— Start —
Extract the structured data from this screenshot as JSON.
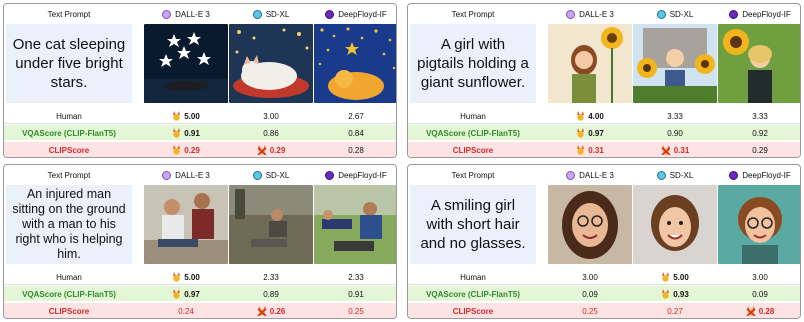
{
  "columns": {
    "prompt": "Text Prompt",
    "models": [
      "DALL-E 3",
      "SD-XL",
      "DeepFloyd-IF"
    ]
  },
  "row_labels": {
    "human": "Human",
    "vqa": "VQAScore (CLIP-FlanT5)",
    "clip": "CLIPScore"
  },
  "colors": {
    "vqa_text": "#2f8a2a",
    "vqa_bg": "#e3f6d5",
    "clip_text": "#d42a2a",
    "clip_bg": "#fde3e3",
    "prompt_bg": "#eaf1fb"
  },
  "panels": [
    {
      "prompt": "One cat sleeping under five bright stars.",
      "human": [
        "5.00",
        "3.00",
        "2.67"
      ],
      "vqa": [
        "0.91",
        "0.86",
        "0.84"
      ],
      "clip": [
        "0.29",
        "0.29",
        "0.28"
      ],
      "human_best": 0,
      "vqa_best": 0,
      "clip_best": 0,
      "clip_wrong": 1
    },
    {
      "prompt": "A girl with pigtails holding a giant sunflower.",
      "human": [
        "4.00",
        "3.33",
        "3.33"
      ],
      "vqa": [
        "0.97",
        "0.90",
        "0.92"
      ],
      "clip": [
        "0.31",
        "0.31",
        "0.29"
      ],
      "human_best": 0,
      "vqa_best": 0,
      "clip_best": 0,
      "clip_wrong": 1
    },
    {
      "prompt": "An injured man sitting on the ground with a man to his right who is helping him.",
      "human": [
        "5.00",
        "2.33",
        "2.33"
      ],
      "vqa": [
        "0.97",
        "0.89",
        "0.91"
      ],
      "clip": [
        "0.24",
        "0.26",
        "0.25"
      ],
      "human_best": 0,
      "vqa_best": 0,
      "clip_best": -1,
      "clip_wrong": 1
    },
    {
      "prompt": "A smiling girl with short hair and no glasses.",
      "human": [
        "3.00",
        "5.00",
        "3.00"
      ],
      "vqa": [
        "0.09",
        "0.93",
        "0.09"
      ],
      "clip": [
        "0.25",
        "0.27",
        "0.28"
      ],
      "human_best": 1,
      "vqa_best": 1,
      "clip_best": -1,
      "clip_wrong": 2
    }
  ]
}
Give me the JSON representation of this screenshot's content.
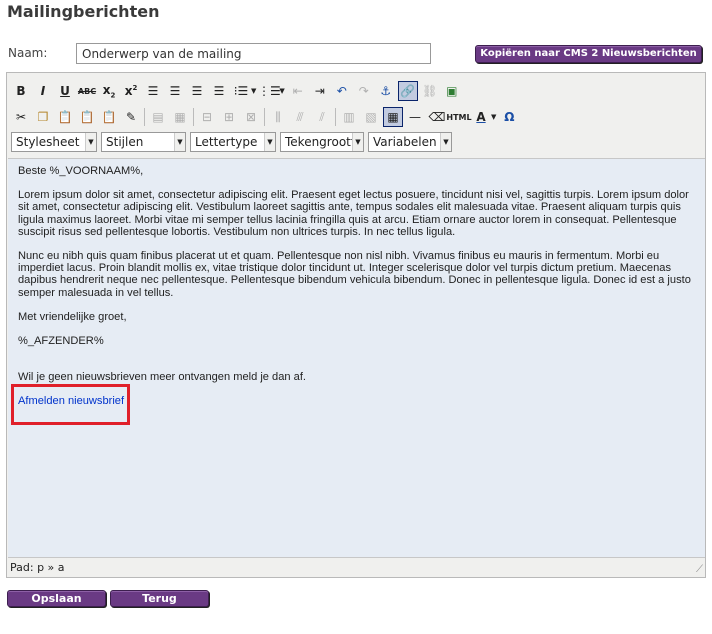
{
  "page": {
    "title": "Mailingberichten"
  },
  "form": {
    "naam_label": "Naam:",
    "naam_value": "Onderwerp van de mailing",
    "copy_button": "Kopiëren naar CMS 2 Nieuwsberichten"
  },
  "toolbar": {
    "row1": [
      "bold-icon",
      "italic-icon",
      "underline-icon",
      "strikethrough-icon",
      "subscript-icon",
      "superscript-icon",
      "align-left-icon",
      "align-center-icon",
      "align-right-icon",
      "align-justify-icon",
      "bullet-list-icon",
      "numbered-list-icon",
      "outdent-icon",
      "indent-icon",
      "undo-icon",
      "redo-icon",
      "anchor-icon",
      "link-icon",
      "unlink-icon",
      "image-icon"
    ],
    "row2": [
      "cut-icon",
      "copy-icon",
      "paste-icon",
      "paste-text-icon",
      "paste-word-icon",
      "cleanup-icon",
      "table-props-icon",
      "delete-table-icon",
      "row-props-icon",
      "insert-row-icon",
      "delete-row-icon",
      "col-props-icon",
      "insert-col-icon",
      "delete-col-icon",
      "merge-cells-icon",
      "split-cells-icon",
      "insert-table-icon",
      "horizontal-rule-icon",
      "remove-format-icon",
      "html-source-icon",
      "text-color-icon",
      "special-char-icon"
    ],
    "selects": [
      {
        "label": "Stylesheet"
      },
      {
        "label": "Stijlen"
      },
      {
        "label": "Lettertype"
      },
      {
        "label": "Tekengrootte"
      },
      {
        "label": "Variabelen"
      }
    ]
  },
  "content": {
    "greeting": "Beste %_VOORNAAM%,",
    "para1": "Lorem ipsum dolor sit amet, consectetur adipiscing elit. Praesent eget lectus posuere, tincidunt nisi vel, sagittis turpis. Lorem ipsum dolor sit amet, consectetur adipiscing elit. Vestibulum laoreet sagittis ante, tempus sodales elit malesuada vitae. Praesent aliquam turpis quis ligula maximus laoreet. Morbi vitae mi semper tellus lacinia fringilla quis at arcu. Etiam ornare auctor lorem in consequat. Pellentesque suscipit risus sed pellentesque lobortis. Vestibulum non ultrices turpis. In nec tellus ligula.",
    "para2": "Nunc eu nibh quis quam finibus placerat ut et quam. Pellentesque non nisl nibh. Vivamus finibus eu mauris in fermentum. Morbi eu imperdiet lacus. Proin blandit mollis ex, vitae tristique dolor tincidunt ut. Integer scelerisque dolor vel turpis dictum pretium. Maecenas dapibus hendrerit neque nec pellentesque. Pellentesque bibendum vehicula bibendum. Donec in pellentesque ligula. Donec id est a justo semper malesuada in vel tellus.",
    "closing": "Met vriendelijke groet,",
    "sender": "%_AFZENDER%",
    "unsubscribe_text": "Wil je geen nieuwsbrieven meer ontvangen meld je dan af.",
    "unsubscribe_link": "Afmelden nieuwsbrief"
  },
  "status": {
    "path": "Pad: p » a",
    "grip": "⟋"
  },
  "actions": {
    "save": "Opslaan",
    "back": "Terug"
  },
  "colors": {
    "button_purple": "#6a3a84",
    "editor_bg": "#e6ecf4",
    "highlight": "#e0202a",
    "link": "#0033cc"
  }
}
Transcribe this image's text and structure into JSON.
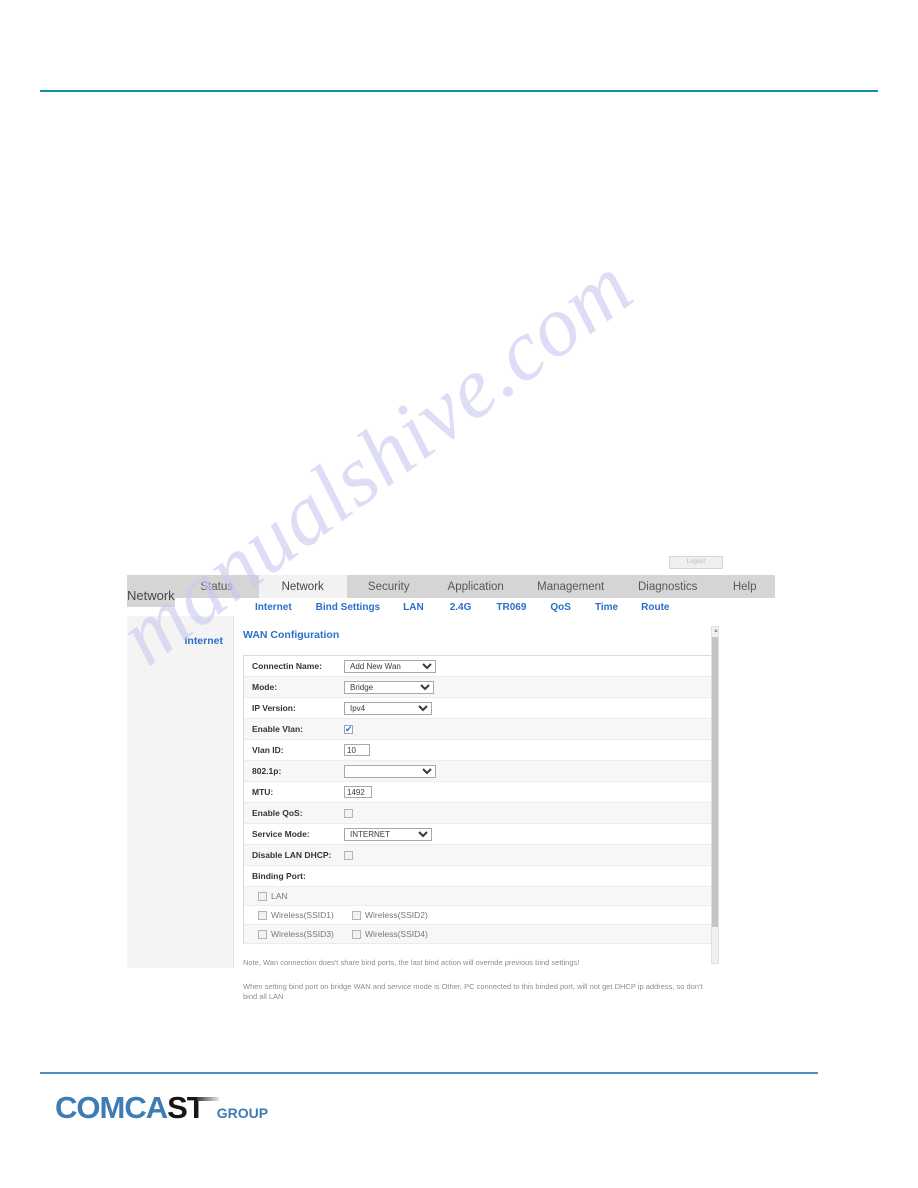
{
  "document": {
    "watermark_text": "manualshive.com",
    "footer_logo": {
      "part1": "COMCA",
      "part2": "ST",
      "part3": "GROUP"
    }
  },
  "router_ui": {
    "logout_label": "Logout",
    "brand": "Network",
    "main_tabs": [
      {
        "label": "Status",
        "active": false
      },
      {
        "label": "Network",
        "active": true
      },
      {
        "label": "Security",
        "active": false
      },
      {
        "label": "Application",
        "active": false
      },
      {
        "label": "Management",
        "active": false
      },
      {
        "label": "Diagnostics",
        "active": false
      },
      {
        "label": "Help",
        "active": false
      }
    ],
    "sub_tabs": [
      {
        "label": "Internet"
      },
      {
        "label": "Bind Settings"
      },
      {
        "label": "LAN"
      },
      {
        "label": "2.4G"
      },
      {
        "label": "TR069"
      },
      {
        "label": "QoS"
      },
      {
        "label": "Time"
      },
      {
        "label": "Route"
      }
    ],
    "sidebar": {
      "items": [
        {
          "label": "Internet"
        }
      ]
    },
    "content": {
      "title": "WAN Configuration",
      "fields": {
        "connection_name": {
          "label": "Connectin Name:",
          "value": "Add New Wan",
          "options": [
            "Add New Wan"
          ]
        },
        "mode": {
          "label": "Mode:",
          "value": "Bridge",
          "options": [
            "Bridge"
          ]
        },
        "ip_version": {
          "label": "IP Version:",
          "value": "Ipv4",
          "options": [
            "Ipv4"
          ]
        },
        "enable_vlan": {
          "label": "Enable Vlan:",
          "checked": true
        },
        "vlan_id": {
          "label": "Vlan ID:",
          "value": "10"
        },
        "dot1p": {
          "label": "802.1p:",
          "value": "",
          "options": [
            ""
          ]
        },
        "mtu": {
          "label": "MTU:",
          "value": "1492"
        },
        "enable_qos": {
          "label": "Enable QoS:",
          "checked": false
        },
        "service_mode": {
          "label": "Service Mode:",
          "value": "INTERNET",
          "options": [
            "INTERNET"
          ]
        },
        "disable_lan_dhcp": {
          "label": "Disable LAN DHCP:",
          "checked": false
        },
        "binding_port": {
          "label": "Binding Port:"
        }
      },
      "binding_ports": [
        {
          "label": "LAN",
          "checked": false
        },
        {
          "label": "Wireless(SSID1)",
          "checked": false
        },
        {
          "label": "Wireless(SSID2)",
          "checked": false
        },
        {
          "label": "Wireless(SSID3)",
          "checked": false
        },
        {
          "label": "Wireless(SSID4)",
          "checked": false
        }
      ],
      "notes": [
        "Note, Wan connection does't share bind ports, the last bind action will override previous bind settings!",
        "When setting bind port on bridge WAN and service mode is Other, PC connected to this binded port, will not get DHCP ip address, so don't bind all LAN"
      ]
    }
  },
  "colors": {
    "top_rule": "#1a8fa3",
    "bottom_rule": "#4d8fc4",
    "link_blue": "#2a6fc9",
    "logo_blue": "#3d7cb5",
    "navbar_gray": "#d5d5d5",
    "watermark": "#c9c9ef"
  }
}
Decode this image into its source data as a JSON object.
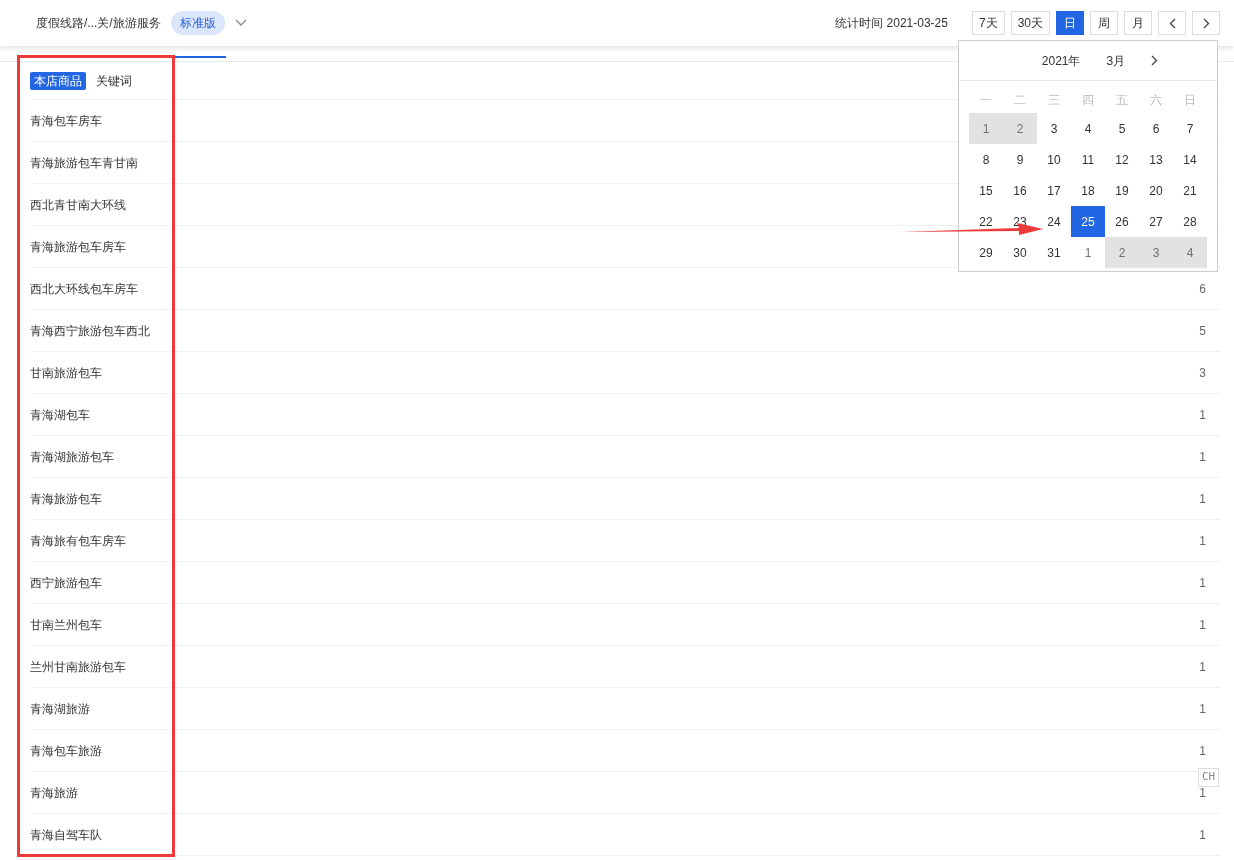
— End —
How many lines in the records above contain the word "Wireless"? Reply with the number and nothing more.

■ **ANSWER TO THIS PROBLEM**:
4